┌─ EXERCISE DATA
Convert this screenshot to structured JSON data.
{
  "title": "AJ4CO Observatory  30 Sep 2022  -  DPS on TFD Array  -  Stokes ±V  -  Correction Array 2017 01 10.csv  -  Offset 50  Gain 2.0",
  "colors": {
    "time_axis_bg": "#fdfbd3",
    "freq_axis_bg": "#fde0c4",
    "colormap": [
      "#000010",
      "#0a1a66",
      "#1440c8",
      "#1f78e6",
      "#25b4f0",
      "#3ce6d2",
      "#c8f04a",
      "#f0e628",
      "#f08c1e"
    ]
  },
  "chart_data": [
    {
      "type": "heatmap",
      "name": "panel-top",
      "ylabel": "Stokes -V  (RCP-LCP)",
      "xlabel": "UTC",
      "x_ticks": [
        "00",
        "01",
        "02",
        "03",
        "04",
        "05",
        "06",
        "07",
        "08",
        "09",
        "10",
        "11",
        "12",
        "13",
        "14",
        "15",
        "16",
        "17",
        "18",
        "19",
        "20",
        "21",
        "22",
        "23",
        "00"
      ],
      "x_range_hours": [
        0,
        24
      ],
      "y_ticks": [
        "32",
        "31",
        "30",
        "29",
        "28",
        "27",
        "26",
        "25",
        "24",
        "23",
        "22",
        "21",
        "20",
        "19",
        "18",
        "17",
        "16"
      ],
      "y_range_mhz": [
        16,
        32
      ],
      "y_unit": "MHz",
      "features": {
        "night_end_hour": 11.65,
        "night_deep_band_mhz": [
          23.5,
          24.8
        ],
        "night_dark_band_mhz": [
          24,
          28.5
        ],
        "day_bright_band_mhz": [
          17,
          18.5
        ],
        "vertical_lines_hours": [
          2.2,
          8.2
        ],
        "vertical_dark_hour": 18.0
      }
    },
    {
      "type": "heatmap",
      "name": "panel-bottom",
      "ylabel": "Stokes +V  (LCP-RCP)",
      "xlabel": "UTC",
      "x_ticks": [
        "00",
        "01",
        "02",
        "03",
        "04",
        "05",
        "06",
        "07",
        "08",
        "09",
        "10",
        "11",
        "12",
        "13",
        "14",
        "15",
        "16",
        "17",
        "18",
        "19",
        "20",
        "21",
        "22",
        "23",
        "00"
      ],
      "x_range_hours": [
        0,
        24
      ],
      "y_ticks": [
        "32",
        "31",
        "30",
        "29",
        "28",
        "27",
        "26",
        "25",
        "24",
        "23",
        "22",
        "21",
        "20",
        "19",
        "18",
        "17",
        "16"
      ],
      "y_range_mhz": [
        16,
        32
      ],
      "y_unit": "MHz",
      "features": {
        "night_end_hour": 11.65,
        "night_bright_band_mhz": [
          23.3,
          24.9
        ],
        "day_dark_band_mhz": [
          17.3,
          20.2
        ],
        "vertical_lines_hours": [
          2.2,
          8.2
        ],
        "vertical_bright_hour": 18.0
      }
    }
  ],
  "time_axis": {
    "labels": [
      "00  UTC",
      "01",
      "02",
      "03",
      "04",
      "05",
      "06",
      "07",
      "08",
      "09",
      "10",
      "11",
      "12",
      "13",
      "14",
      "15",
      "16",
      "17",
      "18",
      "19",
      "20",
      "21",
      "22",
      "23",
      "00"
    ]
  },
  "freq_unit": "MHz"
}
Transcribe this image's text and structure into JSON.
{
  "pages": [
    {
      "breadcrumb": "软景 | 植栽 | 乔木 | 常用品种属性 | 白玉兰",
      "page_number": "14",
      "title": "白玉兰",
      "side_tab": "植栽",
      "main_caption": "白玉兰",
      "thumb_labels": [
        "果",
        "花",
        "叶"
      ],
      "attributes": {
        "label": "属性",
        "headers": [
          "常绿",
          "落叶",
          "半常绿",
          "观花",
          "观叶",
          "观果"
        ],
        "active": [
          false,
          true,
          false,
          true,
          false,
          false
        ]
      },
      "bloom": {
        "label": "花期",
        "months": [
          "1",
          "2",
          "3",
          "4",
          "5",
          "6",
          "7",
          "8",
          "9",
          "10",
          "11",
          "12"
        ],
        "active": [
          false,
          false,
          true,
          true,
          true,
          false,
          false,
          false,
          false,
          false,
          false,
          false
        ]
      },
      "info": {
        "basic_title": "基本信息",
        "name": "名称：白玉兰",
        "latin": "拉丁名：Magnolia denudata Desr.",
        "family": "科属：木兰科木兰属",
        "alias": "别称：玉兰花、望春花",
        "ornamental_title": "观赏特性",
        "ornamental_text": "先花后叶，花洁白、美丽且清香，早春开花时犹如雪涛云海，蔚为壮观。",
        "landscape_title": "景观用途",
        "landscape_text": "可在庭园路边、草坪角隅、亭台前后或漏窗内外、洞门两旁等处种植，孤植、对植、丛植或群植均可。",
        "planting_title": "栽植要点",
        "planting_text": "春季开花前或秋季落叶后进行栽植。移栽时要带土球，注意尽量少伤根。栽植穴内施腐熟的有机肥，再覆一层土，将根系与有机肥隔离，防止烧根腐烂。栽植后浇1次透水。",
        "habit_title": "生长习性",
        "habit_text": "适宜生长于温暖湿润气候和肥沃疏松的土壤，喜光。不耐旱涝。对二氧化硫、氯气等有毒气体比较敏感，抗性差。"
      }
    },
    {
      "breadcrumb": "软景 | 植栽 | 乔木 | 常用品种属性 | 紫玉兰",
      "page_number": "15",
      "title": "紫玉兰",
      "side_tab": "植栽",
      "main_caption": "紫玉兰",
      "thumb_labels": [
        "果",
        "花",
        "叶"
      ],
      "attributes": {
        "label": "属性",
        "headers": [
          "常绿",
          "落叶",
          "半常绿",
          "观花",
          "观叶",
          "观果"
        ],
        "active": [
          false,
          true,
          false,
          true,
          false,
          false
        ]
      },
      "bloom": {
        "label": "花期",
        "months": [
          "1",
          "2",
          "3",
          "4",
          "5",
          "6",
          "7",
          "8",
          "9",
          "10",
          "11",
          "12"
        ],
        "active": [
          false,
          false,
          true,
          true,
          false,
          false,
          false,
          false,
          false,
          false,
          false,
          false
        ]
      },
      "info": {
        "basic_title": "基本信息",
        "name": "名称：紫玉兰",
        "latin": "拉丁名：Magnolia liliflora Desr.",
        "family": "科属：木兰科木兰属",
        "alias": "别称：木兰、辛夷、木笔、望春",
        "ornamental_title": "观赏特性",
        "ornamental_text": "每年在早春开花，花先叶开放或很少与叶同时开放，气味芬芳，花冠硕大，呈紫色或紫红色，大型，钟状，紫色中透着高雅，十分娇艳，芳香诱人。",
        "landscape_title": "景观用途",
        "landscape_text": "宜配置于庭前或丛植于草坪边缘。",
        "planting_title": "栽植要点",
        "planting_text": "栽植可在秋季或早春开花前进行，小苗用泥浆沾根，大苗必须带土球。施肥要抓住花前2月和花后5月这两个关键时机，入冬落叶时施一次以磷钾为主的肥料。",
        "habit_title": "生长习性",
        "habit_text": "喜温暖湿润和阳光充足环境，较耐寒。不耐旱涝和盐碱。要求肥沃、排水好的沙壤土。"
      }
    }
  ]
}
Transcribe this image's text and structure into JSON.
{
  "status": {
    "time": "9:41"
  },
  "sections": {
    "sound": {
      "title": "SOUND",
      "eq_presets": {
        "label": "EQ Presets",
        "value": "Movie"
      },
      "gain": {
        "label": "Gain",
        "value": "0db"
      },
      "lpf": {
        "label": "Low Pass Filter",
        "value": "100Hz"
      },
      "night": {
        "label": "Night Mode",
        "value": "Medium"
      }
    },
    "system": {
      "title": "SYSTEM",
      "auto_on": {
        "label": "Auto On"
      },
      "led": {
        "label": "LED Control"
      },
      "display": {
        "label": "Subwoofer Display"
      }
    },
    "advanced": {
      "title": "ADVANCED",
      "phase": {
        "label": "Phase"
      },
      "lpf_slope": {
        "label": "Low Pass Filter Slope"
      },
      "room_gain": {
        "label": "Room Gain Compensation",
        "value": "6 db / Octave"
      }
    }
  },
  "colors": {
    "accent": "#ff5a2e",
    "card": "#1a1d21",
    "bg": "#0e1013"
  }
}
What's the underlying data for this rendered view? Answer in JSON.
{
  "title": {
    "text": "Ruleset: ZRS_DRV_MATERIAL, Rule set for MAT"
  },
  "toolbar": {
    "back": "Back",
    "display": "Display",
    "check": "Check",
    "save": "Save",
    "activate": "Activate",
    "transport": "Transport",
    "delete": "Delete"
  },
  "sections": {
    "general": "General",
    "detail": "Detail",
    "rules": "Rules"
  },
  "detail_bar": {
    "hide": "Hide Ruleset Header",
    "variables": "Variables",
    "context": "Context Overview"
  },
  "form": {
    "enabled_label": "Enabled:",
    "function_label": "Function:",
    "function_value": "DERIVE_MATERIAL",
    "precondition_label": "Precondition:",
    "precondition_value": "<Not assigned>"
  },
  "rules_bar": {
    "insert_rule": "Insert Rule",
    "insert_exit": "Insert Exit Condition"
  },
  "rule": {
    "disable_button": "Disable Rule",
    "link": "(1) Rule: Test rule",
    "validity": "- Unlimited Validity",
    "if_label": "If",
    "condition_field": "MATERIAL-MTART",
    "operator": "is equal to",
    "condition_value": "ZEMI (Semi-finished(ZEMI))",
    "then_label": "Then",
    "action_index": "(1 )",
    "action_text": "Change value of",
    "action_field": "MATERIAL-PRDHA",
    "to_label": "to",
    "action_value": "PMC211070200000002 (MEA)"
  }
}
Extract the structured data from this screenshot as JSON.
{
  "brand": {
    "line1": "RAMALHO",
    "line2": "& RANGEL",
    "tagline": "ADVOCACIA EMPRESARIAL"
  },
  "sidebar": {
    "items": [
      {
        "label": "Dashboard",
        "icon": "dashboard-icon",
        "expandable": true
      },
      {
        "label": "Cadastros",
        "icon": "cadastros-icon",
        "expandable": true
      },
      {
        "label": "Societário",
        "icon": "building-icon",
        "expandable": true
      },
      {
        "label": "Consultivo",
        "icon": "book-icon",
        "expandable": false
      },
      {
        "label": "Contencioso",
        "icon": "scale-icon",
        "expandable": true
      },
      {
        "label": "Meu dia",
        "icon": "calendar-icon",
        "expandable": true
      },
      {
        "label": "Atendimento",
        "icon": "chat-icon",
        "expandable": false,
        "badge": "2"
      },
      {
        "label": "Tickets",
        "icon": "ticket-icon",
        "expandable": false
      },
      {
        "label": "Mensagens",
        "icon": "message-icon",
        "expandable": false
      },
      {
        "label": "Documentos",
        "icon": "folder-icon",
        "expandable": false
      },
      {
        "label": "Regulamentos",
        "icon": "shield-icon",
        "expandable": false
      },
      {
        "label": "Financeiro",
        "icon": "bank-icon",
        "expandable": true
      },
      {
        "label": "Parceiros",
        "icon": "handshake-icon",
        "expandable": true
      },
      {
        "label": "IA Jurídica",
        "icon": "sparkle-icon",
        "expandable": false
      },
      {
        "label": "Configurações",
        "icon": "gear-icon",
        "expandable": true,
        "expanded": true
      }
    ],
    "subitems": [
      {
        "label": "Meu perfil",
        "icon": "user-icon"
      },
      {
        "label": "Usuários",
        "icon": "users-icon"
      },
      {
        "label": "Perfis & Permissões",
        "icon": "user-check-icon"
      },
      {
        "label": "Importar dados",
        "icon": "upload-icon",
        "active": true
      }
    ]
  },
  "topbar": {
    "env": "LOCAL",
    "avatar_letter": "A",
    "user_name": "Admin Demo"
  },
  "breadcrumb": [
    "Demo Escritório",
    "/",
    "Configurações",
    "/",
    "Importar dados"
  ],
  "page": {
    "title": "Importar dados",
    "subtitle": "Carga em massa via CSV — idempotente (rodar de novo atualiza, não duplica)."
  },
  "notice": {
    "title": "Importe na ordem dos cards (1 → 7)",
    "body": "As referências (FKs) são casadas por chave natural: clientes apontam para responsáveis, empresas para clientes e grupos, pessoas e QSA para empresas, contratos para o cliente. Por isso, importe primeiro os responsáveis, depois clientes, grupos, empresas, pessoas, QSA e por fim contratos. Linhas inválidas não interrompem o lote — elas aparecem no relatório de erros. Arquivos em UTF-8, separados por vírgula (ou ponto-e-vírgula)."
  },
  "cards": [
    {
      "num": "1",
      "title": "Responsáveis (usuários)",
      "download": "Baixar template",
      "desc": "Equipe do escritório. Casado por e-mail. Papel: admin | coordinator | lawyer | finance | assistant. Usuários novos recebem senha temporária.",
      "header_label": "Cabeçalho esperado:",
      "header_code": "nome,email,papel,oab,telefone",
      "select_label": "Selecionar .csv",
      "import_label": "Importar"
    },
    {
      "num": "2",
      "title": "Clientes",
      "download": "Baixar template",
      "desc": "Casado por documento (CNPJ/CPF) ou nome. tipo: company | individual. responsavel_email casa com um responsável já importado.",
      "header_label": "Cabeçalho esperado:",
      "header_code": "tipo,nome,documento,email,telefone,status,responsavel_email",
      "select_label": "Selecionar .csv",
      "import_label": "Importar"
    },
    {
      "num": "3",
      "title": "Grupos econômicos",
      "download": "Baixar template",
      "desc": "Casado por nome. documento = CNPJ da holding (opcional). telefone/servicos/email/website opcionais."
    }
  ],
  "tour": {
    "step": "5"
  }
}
└─
- _PROBLEM_
From the entries above, extract each line containing "telefone".

- _SOLUTION TO THIS PROBLEM_
      "header_code": "nome,email,papel,oab,telefone",
      "header_code": "tipo,nome,documento,email,telefone,status,responsavel_email",
      "desc": "Casado por nome. documento = CNPJ da holding (opcional). telefone/servicos/email/website opcionais."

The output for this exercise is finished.